*Exercise prompt*:
Write out the whole listing again, exactly.

** Begin **

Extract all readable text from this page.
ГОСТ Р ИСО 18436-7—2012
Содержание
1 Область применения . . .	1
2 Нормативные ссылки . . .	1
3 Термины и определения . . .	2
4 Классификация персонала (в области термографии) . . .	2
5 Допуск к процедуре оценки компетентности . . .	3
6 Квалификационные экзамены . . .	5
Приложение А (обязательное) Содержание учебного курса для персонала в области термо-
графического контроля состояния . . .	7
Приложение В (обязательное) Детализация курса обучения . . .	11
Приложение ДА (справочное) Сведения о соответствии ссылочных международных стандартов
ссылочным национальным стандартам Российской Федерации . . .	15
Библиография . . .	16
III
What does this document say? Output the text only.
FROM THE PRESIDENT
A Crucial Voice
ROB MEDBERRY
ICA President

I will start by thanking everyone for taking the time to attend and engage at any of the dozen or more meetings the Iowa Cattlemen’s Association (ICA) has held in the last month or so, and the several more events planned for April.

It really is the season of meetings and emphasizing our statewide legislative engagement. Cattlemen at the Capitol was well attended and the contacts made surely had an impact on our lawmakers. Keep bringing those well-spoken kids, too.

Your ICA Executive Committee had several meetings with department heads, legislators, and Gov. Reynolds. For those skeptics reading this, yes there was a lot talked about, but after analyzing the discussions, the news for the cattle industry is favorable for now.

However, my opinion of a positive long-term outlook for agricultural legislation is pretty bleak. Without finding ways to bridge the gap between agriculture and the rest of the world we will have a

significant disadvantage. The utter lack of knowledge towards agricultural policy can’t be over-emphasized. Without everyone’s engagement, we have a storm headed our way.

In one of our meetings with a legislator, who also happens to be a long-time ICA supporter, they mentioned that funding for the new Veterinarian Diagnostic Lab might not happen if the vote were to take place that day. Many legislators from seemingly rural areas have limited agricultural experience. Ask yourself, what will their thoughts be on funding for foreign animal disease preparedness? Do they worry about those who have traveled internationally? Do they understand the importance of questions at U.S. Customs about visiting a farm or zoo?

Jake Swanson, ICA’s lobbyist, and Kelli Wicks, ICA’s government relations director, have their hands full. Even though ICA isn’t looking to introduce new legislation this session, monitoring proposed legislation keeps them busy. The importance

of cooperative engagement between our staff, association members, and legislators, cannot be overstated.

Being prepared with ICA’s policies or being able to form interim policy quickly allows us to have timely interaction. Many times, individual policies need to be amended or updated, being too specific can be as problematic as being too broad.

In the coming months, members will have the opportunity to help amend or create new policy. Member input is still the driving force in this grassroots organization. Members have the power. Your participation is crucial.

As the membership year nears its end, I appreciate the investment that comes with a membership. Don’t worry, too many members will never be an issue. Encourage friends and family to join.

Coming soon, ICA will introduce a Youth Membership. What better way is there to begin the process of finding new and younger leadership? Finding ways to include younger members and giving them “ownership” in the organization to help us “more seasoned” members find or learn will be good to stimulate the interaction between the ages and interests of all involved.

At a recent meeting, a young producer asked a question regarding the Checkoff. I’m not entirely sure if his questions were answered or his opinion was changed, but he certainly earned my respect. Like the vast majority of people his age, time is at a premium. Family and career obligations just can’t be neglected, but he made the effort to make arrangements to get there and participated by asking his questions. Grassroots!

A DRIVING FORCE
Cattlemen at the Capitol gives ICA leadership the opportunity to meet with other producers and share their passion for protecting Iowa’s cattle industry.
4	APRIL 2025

** End **

*Complete answer*:
Extract all readable text from this page.
ГОСТ Р ИСО 18436-7—2012
Содержание
1 Область применения . . .	1
2 Нормативные ссылки . . .	1
3 Термины и определения . . .	2
4 Классификация персонала (в области термографии) . . .	2
5 Допуск к процедуре оценки компетентности . . .	3
6 Квалификационные экзамены . . .	5
Приложение А (обязательное) Содержание учебного курса для персонала в области термо-
графического контроля состояния . . .	7
Приложение В (обязательное) Детализация курса обучения . . .	11
Приложение ДА (справочное) Сведения о соответствии ссылочных международных стандартов
ссылочным национальным стандартам Российской Федерации . . .	15
Библиография . . .	16
III
What does this document say? Output the text only.
FROM THE PRESIDENT
A Crucial Voice
ROB MEDBERRY
ICA President

I will start by thanking everyone for taking the time to attend and engage at any of the dozen or more meetings the Iowa Cattlemen’s Association (ICA) has held in the last month or so, and the several more events planned for April.

It really is the season of meetings and emphasizing our statewide legislative engagement. Cattlemen at the Capitol was well attended and the contacts made surely had an impact on our lawmakers. Keep bringing those well-spoken kids, too.

Your ICA Executive Committee had several meetings with department heads, legislators, and Gov. Reynolds. For those skeptics reading this, yes there was a lot talked about, but after analyzing the discussions, the news for the cattle industry is favorable for now.

However, my opinion of a positive long-term outlook for agricultural legislation is pretty bleak. Without finding ways to bridge the gap between agriculture and the rest of the world we will have a

significant disadvantage. The utter lack of knowledge towards agricultural policy can’t be over-emphasized. Without everyone’s engagement, we have a storm headed our way.

In one of our meetings with a legislator, who also happens to be a long-time ICA supporter, they mentioned that funding for the new Veterinarian Diagnostic Lab might not happen if the vote were to take place that day. Many legislators from seemingly rural areas have limited agricultural experience. Ask yourself, what will their thoughts be on funding for foreign animal disease preparedness? Do they worry about those who have traveled internationally? Do they understand the importance of questions at U.S. Customs about visiting a farm or zoo?

Jake Swanson, ICA’s lobbyist, and Kelli Wicks, ICA’s government relations director, have their hands full. Even though ICA isn’t looking to introduce new legislation this session, monitoring proposed legislation keeps them busy. The importance

of cooperative engagement between our staff, association members, and legislators, cannot be overstated.

Being prepared with ICA’s policies or being able to form interim policy quickly allows us to have timely interaction. Many times, individual policies need to be amended or updated, being too specific can be as problematic as being too broad.

In the coming months, members will have the opportunity to help amend or create new policy. Member input is still the driving force in this grassroots organization. Members have the power. Your participation is crucial.

As the membership year nears its end, I appreciate the investment that comes with a membership. Don’t worry, too many members will never be an issue. Encourage friends and family to join.

Coming soon, ICA will introduce a Youth Membership. What better way is there to begin the process of finding new and younger leadership? Finding ways to include younger members and giving them “ownership” in the organization to help us “more seasoned” members find or learn will be good to stimulate the interaction between the ages and interests of all involved.

At a recent meeting, a young producer asked a question regarding the Checkoff. I’m not entirely sure if his questions were answered or his opinion was changed, but he certainly earned my respect. Like the vast majority of people his age, time is at a premium. Family and career obligations just can’t be neglected, but he made the effort to make arrangements to get there and participated by asking his questions. Grassroots!

A DRIVING FORCE
Cattlemen at the Capitol gives ICA leadership the opportunity to meet with other producers and share their passion for protecting Iowa’s cattle industry.
4	APRIL 2025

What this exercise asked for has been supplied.